[Supplied data]:

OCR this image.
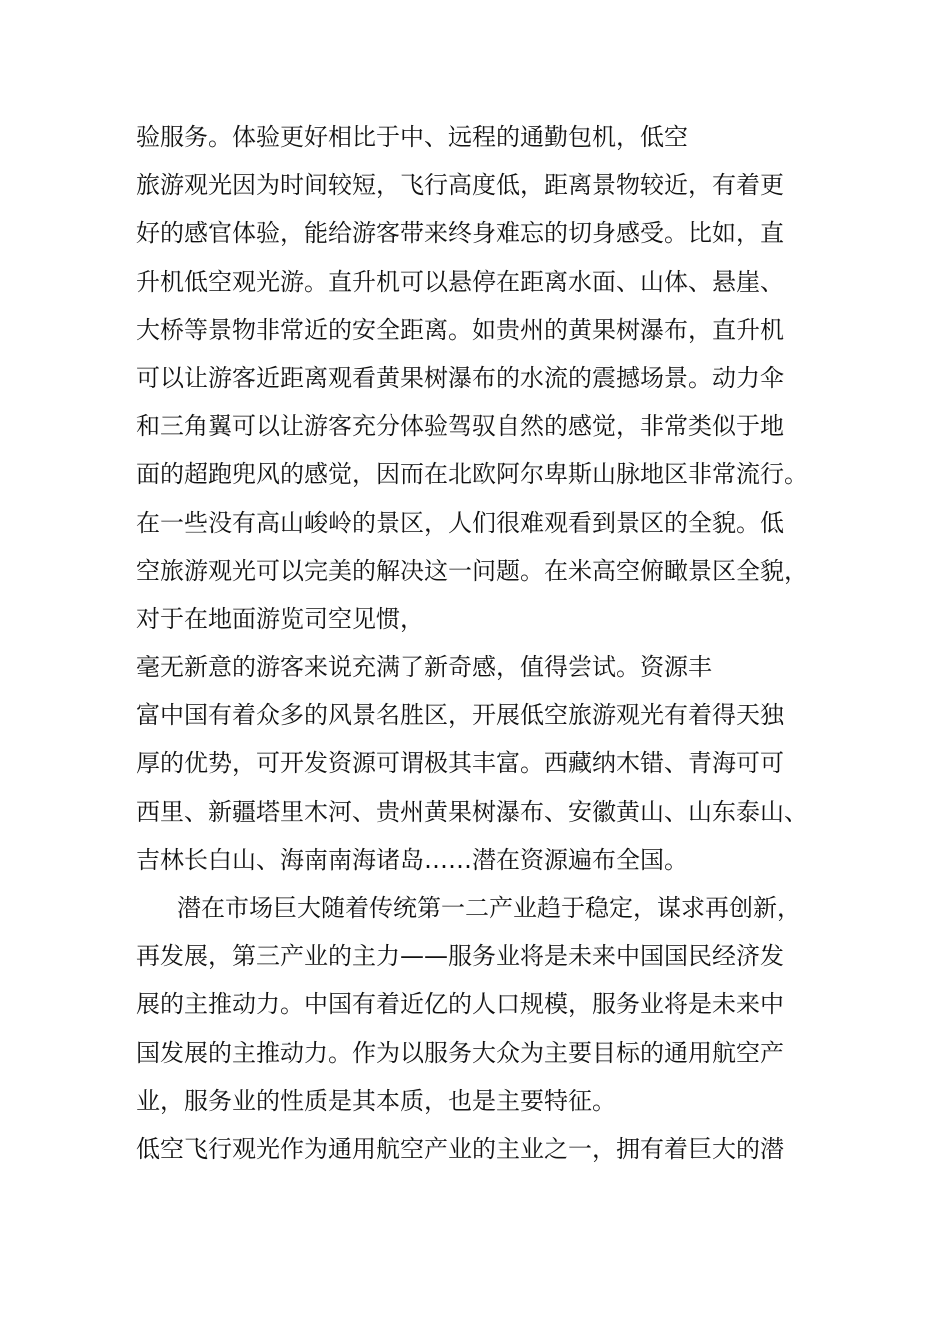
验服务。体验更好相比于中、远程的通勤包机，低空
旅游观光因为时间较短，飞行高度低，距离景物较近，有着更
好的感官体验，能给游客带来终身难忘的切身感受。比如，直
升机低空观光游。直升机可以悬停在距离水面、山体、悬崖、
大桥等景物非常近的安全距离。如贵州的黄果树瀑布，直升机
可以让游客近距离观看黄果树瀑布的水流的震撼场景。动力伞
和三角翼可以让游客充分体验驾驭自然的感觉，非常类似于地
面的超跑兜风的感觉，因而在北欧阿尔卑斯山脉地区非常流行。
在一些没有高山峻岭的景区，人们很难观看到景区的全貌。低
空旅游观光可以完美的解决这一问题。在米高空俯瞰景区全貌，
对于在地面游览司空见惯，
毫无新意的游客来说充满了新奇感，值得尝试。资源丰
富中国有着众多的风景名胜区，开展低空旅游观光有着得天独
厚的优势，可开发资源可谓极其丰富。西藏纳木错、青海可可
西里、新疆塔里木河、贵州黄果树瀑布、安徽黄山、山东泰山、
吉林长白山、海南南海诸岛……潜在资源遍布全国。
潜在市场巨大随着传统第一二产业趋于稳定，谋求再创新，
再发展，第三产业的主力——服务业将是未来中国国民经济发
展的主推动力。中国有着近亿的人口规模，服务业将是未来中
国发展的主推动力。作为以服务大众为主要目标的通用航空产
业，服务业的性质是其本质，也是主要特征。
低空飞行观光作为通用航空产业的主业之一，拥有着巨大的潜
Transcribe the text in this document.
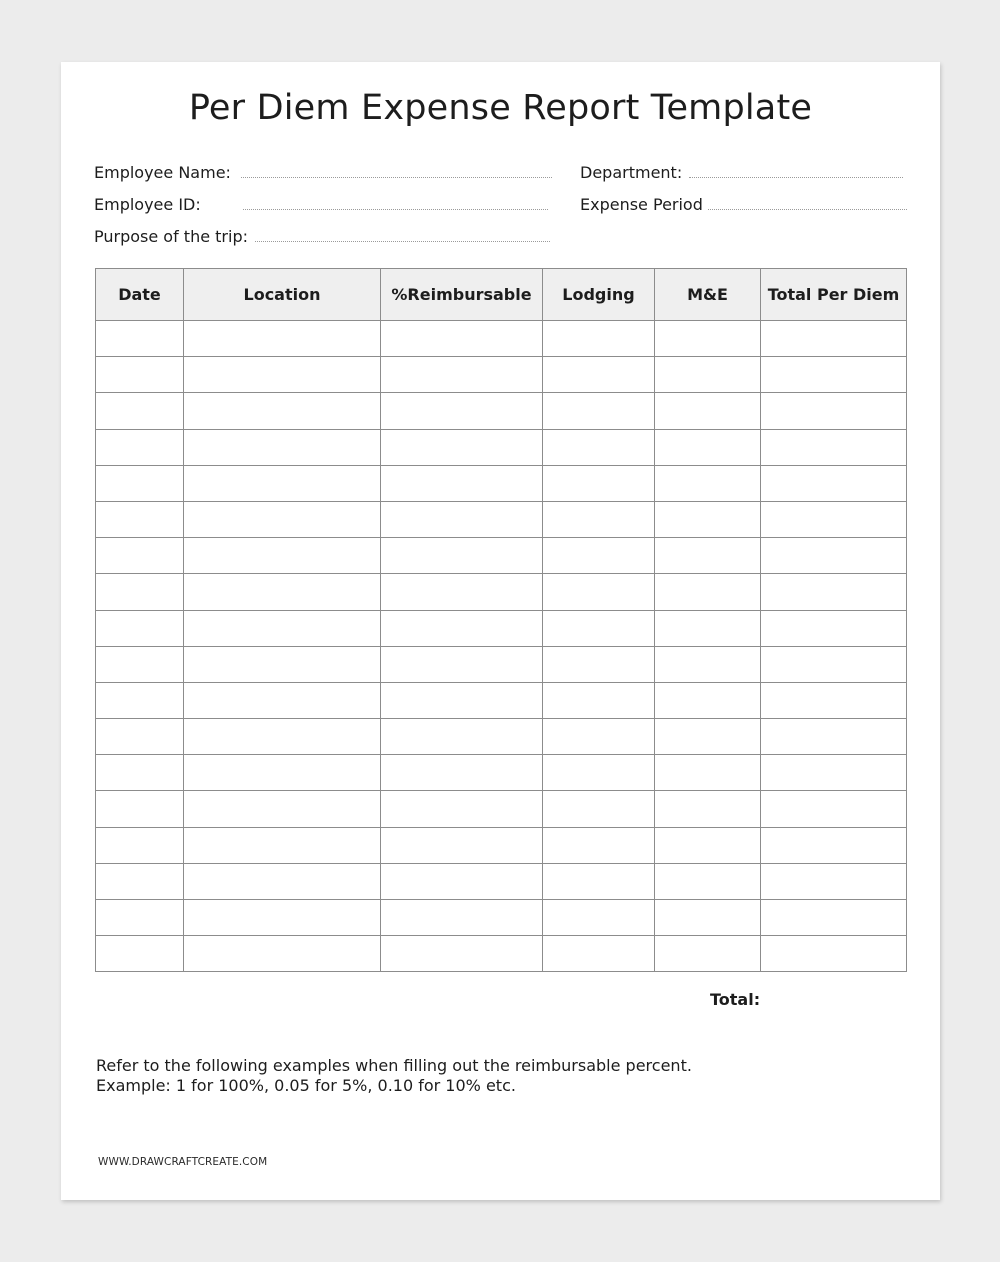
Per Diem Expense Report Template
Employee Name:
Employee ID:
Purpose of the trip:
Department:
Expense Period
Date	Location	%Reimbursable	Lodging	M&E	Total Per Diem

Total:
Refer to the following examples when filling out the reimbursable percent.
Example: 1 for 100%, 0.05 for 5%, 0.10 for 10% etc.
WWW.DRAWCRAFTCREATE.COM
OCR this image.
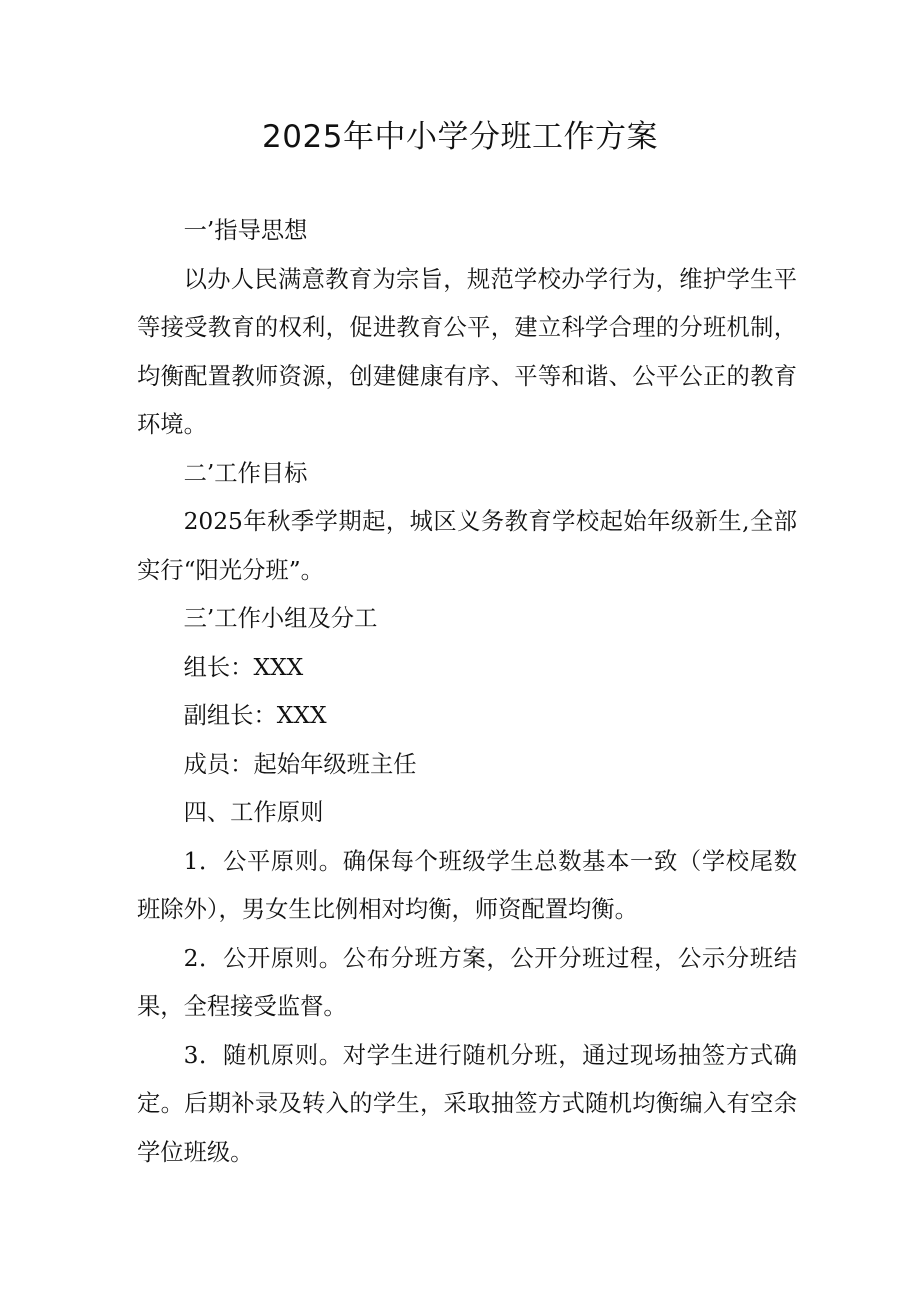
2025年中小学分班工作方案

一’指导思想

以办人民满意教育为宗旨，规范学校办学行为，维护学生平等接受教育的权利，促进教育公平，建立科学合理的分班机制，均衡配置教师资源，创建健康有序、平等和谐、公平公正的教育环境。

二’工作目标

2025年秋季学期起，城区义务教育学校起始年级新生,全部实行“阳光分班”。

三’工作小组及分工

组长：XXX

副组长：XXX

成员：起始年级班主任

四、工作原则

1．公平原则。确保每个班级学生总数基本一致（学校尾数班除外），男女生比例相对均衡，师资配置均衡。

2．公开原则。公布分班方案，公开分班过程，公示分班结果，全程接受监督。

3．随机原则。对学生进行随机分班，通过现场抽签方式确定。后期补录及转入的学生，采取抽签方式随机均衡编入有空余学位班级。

[Task prompt]:
Repeat the material above verbatim, with no pictures in the output.

[The completed task]:
OCR this image.
验服务。体验更好相比于中、远程的通勤包机，低空
旅游观光因为时间较短，飞行高度低，距离景物较近，有着更
好的感官体验，能给游客带来终身难忘的切身感受。比如，直
升机低空观光游。直升机可以悬停在距离水面、山体、悬崖、
大桥等景物非常近的安全距离。如贵州的黄果树瀑布，直升机
可以让游客近距离观看黄果树瀑布的水流的震撼场景。动力伞
和三角翼可以让游客充分体验驾驭自然的感觉，非常类似于地
面的超跑兜风的感觉，因而在北欧阿尔卑斯山脉地区非常流行。
在一些没有高山峻岭的景区，人们很难观看到景区的全貌。低
空旅游观光可以完美的解决这一问题。在米高空俯瞰景区全貌，
对于在地面游览司空见惯，
毫无新意的游客来说充满了新奇感，值得尝试。资源丰
富中国有着众多的风景名胜区，开展低空旅游观光有着得天独
厚的优势，可开发资源可谓极其丰富。西藏纳木错、青海可可
西里、新疆塔里木河、贵州黄果树瀑布、安徽黄山、山东泰山、
吉林长白山、海南南海诸岛……潜在资源遍布全国。
潜在市场巨大随着传统第一二产业趋于稳定，谋求再创新，
再发展，第三产业的主力——服务业将是未来中国国民经济发
展的主推动力。中国有着近亿的人口规模，服务业将是未来中
国发展的主推动力。作为以服务大众为主要目标的通用航空产
业，服务业的性质是其本质，也是主要特征。
低空飞行观光作为通用航空产业的主业之一，拥有着巨大的潜
Transcribe the text in this document.
Per Diem Expense Report Template
Employee Name:
Employee ID:
Purpose of the trip:
Department:
Expense Period
Date	Location	%Reimbursable	Lodging	M&E	Total Per Diem

Total:
Refer to the following examples when filling out the reimbursable percent.
Example: 1 for 100%, 0.05 for 5%, 0.10 for 10% etc.
WWW.DRAWCRAFTCREATE.COM
OCR this image.
2025年中小学分班工作方案

一’指导思想

以办人民满意教育为宗旨，规范学校办学行为，维护学生平等接受教育的权利，促进教育公平，建立科学合理的分班机制，均衡配置教师资源，创建健康有序、平等和谐、公平公正的教育环境。

二’工作目标

2025年秋季学期起，城区义务教育学校起始年级新生,全部实行“阳光分班”。

三’工作小组及分工

组长：XXX

副组长：XXX

成员：起始年级班主任

四、工作原则

1．公平原则。确保每个班级学生总数基本一致（学校尾数班除外），男女生比例相对均衡，师资配置均衡。

2．公开原则。公布分班方案，公开分班过程，公示分班结果，全程接受监督。

3．随机原则。对学生进行随机分班，通过现场抽签方式确定。后期补录及转入的学生，采取抽签方式随机均衡编入有空余学位班级。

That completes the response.